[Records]

━━━

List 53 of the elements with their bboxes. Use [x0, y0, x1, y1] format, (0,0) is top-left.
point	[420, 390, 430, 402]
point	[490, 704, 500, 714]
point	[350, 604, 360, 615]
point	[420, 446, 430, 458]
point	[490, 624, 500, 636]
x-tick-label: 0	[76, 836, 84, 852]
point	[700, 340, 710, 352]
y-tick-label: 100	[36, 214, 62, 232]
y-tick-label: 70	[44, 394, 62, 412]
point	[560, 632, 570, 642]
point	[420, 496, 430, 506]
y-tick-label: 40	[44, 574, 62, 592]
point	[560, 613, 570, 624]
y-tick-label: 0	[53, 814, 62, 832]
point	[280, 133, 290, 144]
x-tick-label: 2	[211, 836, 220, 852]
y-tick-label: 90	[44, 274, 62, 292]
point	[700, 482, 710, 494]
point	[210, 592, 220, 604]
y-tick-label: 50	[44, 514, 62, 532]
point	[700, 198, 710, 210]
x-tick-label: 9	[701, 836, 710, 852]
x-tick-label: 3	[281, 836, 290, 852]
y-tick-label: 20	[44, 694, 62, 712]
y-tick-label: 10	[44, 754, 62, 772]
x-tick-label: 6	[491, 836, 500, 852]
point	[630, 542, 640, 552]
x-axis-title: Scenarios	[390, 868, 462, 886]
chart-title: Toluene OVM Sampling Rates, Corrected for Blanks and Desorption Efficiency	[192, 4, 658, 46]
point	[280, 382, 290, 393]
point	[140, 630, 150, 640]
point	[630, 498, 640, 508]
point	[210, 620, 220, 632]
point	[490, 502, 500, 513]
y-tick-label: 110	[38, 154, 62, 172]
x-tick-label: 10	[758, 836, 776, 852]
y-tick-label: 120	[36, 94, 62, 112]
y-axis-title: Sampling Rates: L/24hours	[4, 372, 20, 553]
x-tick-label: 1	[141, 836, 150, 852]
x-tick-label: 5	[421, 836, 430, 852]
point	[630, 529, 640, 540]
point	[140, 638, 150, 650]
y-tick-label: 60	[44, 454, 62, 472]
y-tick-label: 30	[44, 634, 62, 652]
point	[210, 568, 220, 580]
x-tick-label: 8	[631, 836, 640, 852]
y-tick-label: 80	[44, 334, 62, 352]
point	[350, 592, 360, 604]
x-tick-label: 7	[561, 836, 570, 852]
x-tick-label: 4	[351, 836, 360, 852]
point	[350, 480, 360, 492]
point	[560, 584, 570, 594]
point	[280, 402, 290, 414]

━━━

--- Objective ---
Render every line of the items above as a JSON list of strings, with one string per line and no blank lines.

--- Task answer ---
[
  "List 53 of the elements with their bboxes. Use [x0, y0, x1, y1] format, (0,0) is top-left.",
  "point\t[420, 390, 430, 402]",
  "point\t[490, 704, 500, 714]",
  "point\t[350, 604, 360, 615]",
  "point\t[420, 446, 430, 458]",
  "point\t[490, 624, 500, 636]",
  "x-tick-label: 0\t[76, 836, 84, 852]",
  "point\t[700, 340, 710, 352]",
  "y-tick-label: 100\t[36, 214, 62, 232]",
  "y-tick-label: 70\t[44, 394, 62, 412]",
  "point\t[560, 632, 570, 642]",
  "point\t[420, 496, 430, 506]",
  "y-tick-label: 40\t[44, 574, 62, 592]",
  "point\t[560, 613, 570, 624]",
  "y-tick-label: 0\t[53, 814, 62, 832]",
  "point\t[280, 133, 290, 144]",
  "x-tick-label: 2\t[211, 836, 220, 852]",
  "y-tick-label: 90\t[44, 274, 62, 292]",
  "point\t[700, 482, 710, 494]",
  "point\t[210, 592, 220, 604]",
  "y-tick-label: 50\t[44, 514, 62, 532]",
  "point\t[700, 198, 710, 210]",
  "x-tick-label: 9\t[701, 836, 710, 852]",
  "x-tick-label: 3\t[281, 836, 290, 852]",
  "y-tick-label: 20\t[44, 694, 62, 712]",
  "y-tick-label: 10\t[44, 754, 62, 772]",
  "x-tick-label: 6\t[491, 836, 500, 852]",
  "point\t[630, 542, 640, 552]",
  "x-axis-title: Scenarios\t[390, 868, 462, 886]",
  "chart-title: Toluene OVM Sampling Rates, Corrected for Blanks and Desorption Efficiency\t[192, 4, 658, 46]",
  "point\t[280, 382, 290, 393]",
  "point\t[140, 630, 150, 640]",
  "point\t[630, 498, 640, 508]",
  "point\t[210, 620, 220, 632]",
  "point\t[490, 502, 500, 513]",
  "y-tick-label: 110\t[38, 154, 62, 172]",
  "x-tick-label: 10\t[758, 836, 776, 852]",
  "y-tick-label: 120\t[36, 94, 62, 112]",
  "y-axis-title: Sampling Rates: L/24hours\t[4, 372, 20, 553]",
  "x-tick-label: 1\t[141, 836, 150, 852]",
  "x-tick-label: 5\t[421, 836, 430, 852]",
  "point\t[630, 529, 640, 540]",
  "point\t[140, 638, 150, 650]",
  "y-tick-label: 60\t[44, 454, 62, 472]",
  "y-tick-label: 30\t[44, 634, 62, 652]",
  "point\t[210, 568, 220, 580]",
  "x-tick-label: 8\t[631, 836, 640, 852]",
  "y-tick-label: 80\t[44, 334, 62, 352]",
  "point\t[350, 592, 360, 604]",
  "x-tick-label: 7\t[561, 836, 570, 852]",
  "x-tick-label: 4\t[351, 836, 360, 852]",
  "point\t[350, 480, 360, 492]",
  "point\t[560, 584, 570, 594]",
  "point\t[280, 402, 290, 414]"
]